What you are asked to do: Search the records that follow and extract every line containing the string "Windows".

Dataset extract:
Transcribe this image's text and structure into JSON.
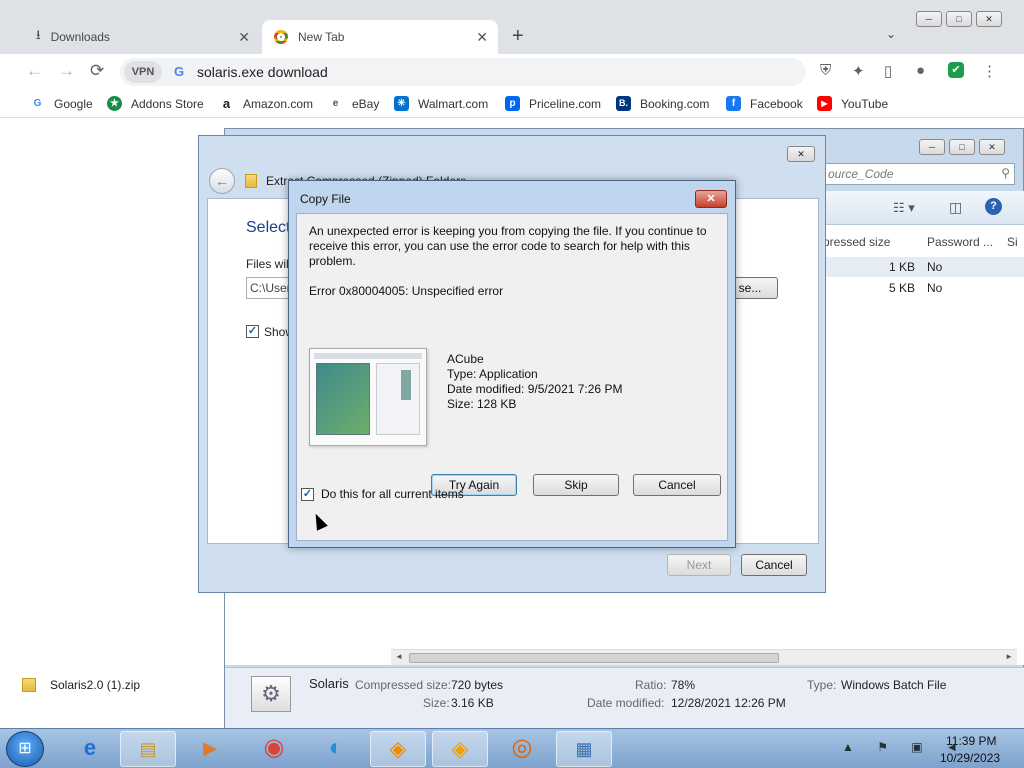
{
  "browser": {
    "tabs": [
      {
        "label": "Downloads",
        "close": "✕"
      },
      {
        "label": "New Tab",
        "close": "✕"
      }
    ],
    "new_tab": "+",
    "tab_menu": "⌄",
    "window_buttons": {
      "minimize": "─",
      "maximize": "□",
      "close": "✕"
    },
    "nav": {
      "back": "←",
      "forward": "→",
      "reload": "⟳"
    },
    "omnibox": {
      "vpn": "VPN",
      "engine": "G",
      "text": "solaris.exe download"
    },
    "toolbar_icons": {
      "shield": "⛨",
      "extensions": "✦",
      "sidebar": "▯",
      "profile": "●",
      "security": "✔",
      "menu": "⋮"
    },
    "bookmarks": [
      {
        "label": "Google",
        "icon": "G",
        "color": "#4285f4"
      },
      {
        "label": "Addons Store",
        "icon": "★",
        "color": "#1a8c4a"
      },
      {
        "label": "Amazon.com",
        "icon": "a",
        "color": "#222222"
      },
      {
        "label": "eBay",
        "icon": "e",
        "color": "#555555"
      },
      {
        "label": "Walmart.com",
        "icon": "✳",
        "color": "#0071ce"
      },
      {
        "label": "Priceline.com",
        "icon": "p",
        "color": "#0068ef"
      },
      {
        "label": "Booking.com",
        "icon": "B.",
        "color": "#003580"
      },
      {
        "label": "Facebook",
        "icon": "f",
        "color": "#1877f2"
      },
      {
        "label": "YouTube",
        "icon": "▶",
        "color": "#ff0000"
      }
    ]
  },
  "sidebar": {
    "zip_file": "Solaris2.0 (1).zip",
    "zip_arrow": "^"
  },
  "explorer": {
    "search_placeholder": "ource_Code",
    "columns": [
      "pressed size",
      "Password ...",
      "Si"
    ],
    "rows": [
      {
        "size": "1 KB",
        "password": "No"
      },
      {
        "size": "5 KB",
        "password": "No"
      }
    ],
    "details": {
      "name": "Solaris",
      "compressed_label": "Compressed size:",
      "compressed_value": "720 bytes",
      "size_label": "Size:",
      "size_value": "3.16 KB",
      "ratio_label": "Ratio:",
      "ratio_value": "78%",
      "date_label": "Date modified:",
      "date_value": "12/28/2021 12:26 PM",
      "type_label": "Type:",
      "type_value": "Windows Batch File"
    }
  },
  "extract": {
    "title": "Extract Compressed (Zipped) Folders",
    "heading": "Select",
    "files_label": "Files will",
    "path_value": "C:\\User",
    "browse": "se...",
    "show_label": "Show",
    "next": "Next",
    "cancel": "Cancel"
  },
  "copy_dialog": {
    "title": "Copy File",
    "message": "An unexpected error is keeping you from copying the file. If you continue to receive this error, you can use the error code to search for help with this problem.",
    "error": "Error 0x80004005: Unspecified error",
    "file_name": "ACube",
    "file_type": "Type: Application",
    "file_date": "Date modified: 9/5/2021 7:26 PM",
    "file_size": "Size: 128 KB",
    "try_again": "Try Again",
    "skip": "Skip",
    "cancel": "Cancel",
    "checkbox_label": "Do this for all current items",
    "checkbox_checked": true
  },
  "taskbar": {
    "start": "⊞",
    "apps": [
      {
        "name": "Internet Explorer",
        "icon": "e",
        "color": "#1f6fd6"
      },
      {
        "name": "File Explorer",
        "icon": "▤",
        "color": "#c89a30"
      },
      {
        "name": "Media Player",
        "icon": "▶",
        "color": "#e07a2a"
      },
      {
        "name": "Chrome",
        "icon": "◉",
        "color": "#db4437"
      },
      {
        "name": "Edge",
        "icon": "◐",
        "color": "#1c8fd6"
      },
      {
        "name": "Avast",
        "icon": "◈",
        "color": "#f08a00"
      },
      {
        "name": "Avast Secure Browser",
        "icon": "◈",
        "color": "#f0a000"
      },
      {
        "name": "Firefox",
        "icon": "◎",
        "color": "#e66000"
      },
      {
        "name": "Network",
        "icon": "▦",
        "color": "#3a6fb0"
      }
    ],
    "tray_icons": "▲ ⚑ ▣ ◄",
    "time": "11:39 PM",
    "date": "10/29/2023"
  }
}
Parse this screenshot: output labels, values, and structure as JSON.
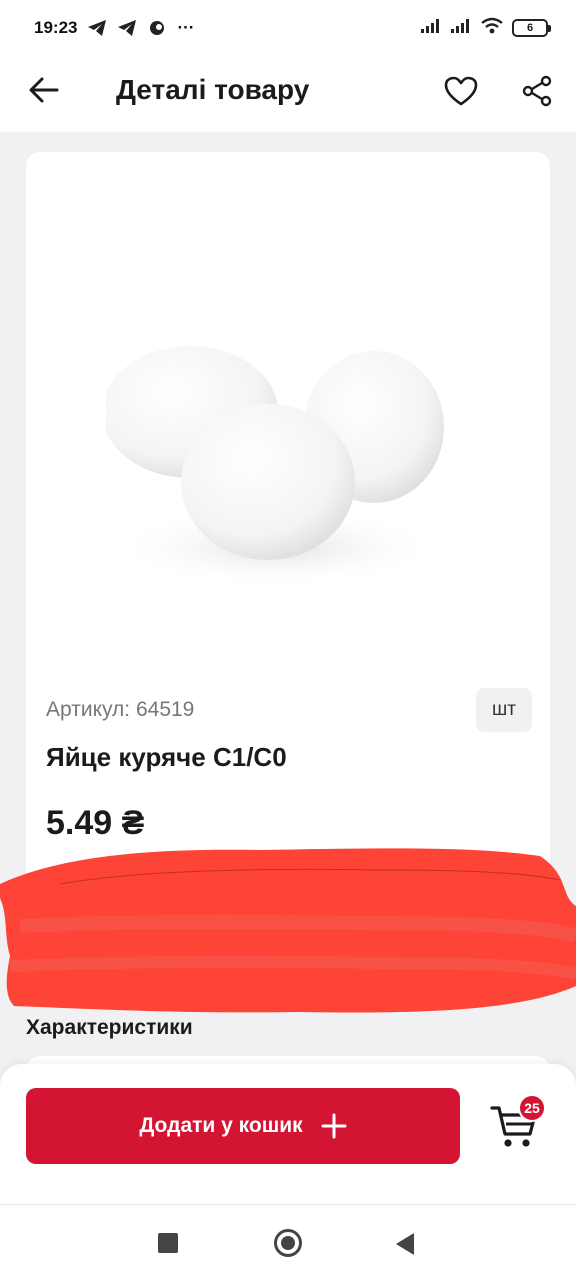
{
  "status_bar": {
    "time": "19:23",
    "more": "···",
    "battery": "6",
    "icons": [
      "telegram-icon",
      "telegram-icon",
      "app-icon",
      "signal-icon",
      "signal-icon",
      "wifi-icon",
      "battery-icon"
    ]
  },
  "header": {
    "title": "Деталі товару",
    "icons": [
      "back-arrow-icon",
      "heart-icon",
      "share-icon"
    ]
  },
  "product": {
    "sku": "Артикул: 64519",
    "unit": "шт",
    "name": "Яйце куряче С1/С0",
    "price": "5.49 ₴",
    "image_icon": "eggs-image"
  },
  "sections": {
    "characteristics": "Характеристики"
  },
  "bottom_bar": {
    "add_to_cart_label": "Додати у кошик",
    "cart_count": "25",
    "icons": [
      "plus-icon",
      "cart-icon"
    ]
  },
  "colors": {
    "accent": "#d31433",
    "redaction": "#fe4437",
    "background": "#f1f1f3"
  }
}
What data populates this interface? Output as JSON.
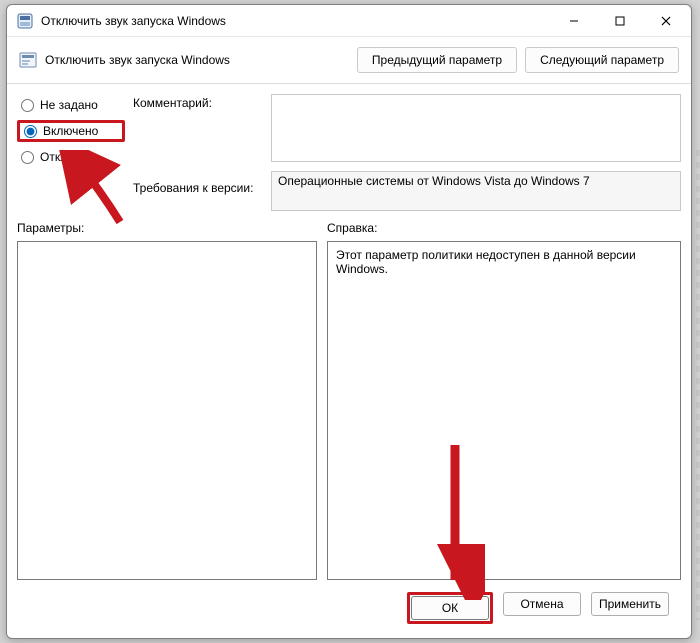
{
  "titlebar": {
    "title": "Отключить звук запуска Windows"
  },
  "subheader": {
    "title": "Отключить звук запуска Windows",
    "prev": "Предыдущий параметр",
    "next": "Следующий параметр"
  },
  "radios": {
    "not_set": "Не задано",
    "enabled": "Включено",
    "disabled": "Отключ"
  },
  "labels": {
    "comment": "Комментарий:",
    "requirements": "Требования к версии:",
    "params": "Параметры:",
    "help": "Справка:"
  },
  "fields": {
    "comment_value": "",
    "requirements_value": "Операционные системы от Windows Vista до Windows 7"
  },
  "help": {
    "text": "Этот параметр политики недоступен в данной версии Windows."
  },
  "footer": {
    "ok": "ОК",
    "cancel": "Отмена",
    "apply": "Применить"
  }
}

Result below:
      "type_value": "Windows Batch File"
    "title": "Отключить звук запуска Windows"
    "title": "Отключить звук запуска Windows",
    "requirements_value": "Операционные системы от Windows Vista до Windows 7"
    "text": "Этот параметр политики недоступен в данной версии Windows."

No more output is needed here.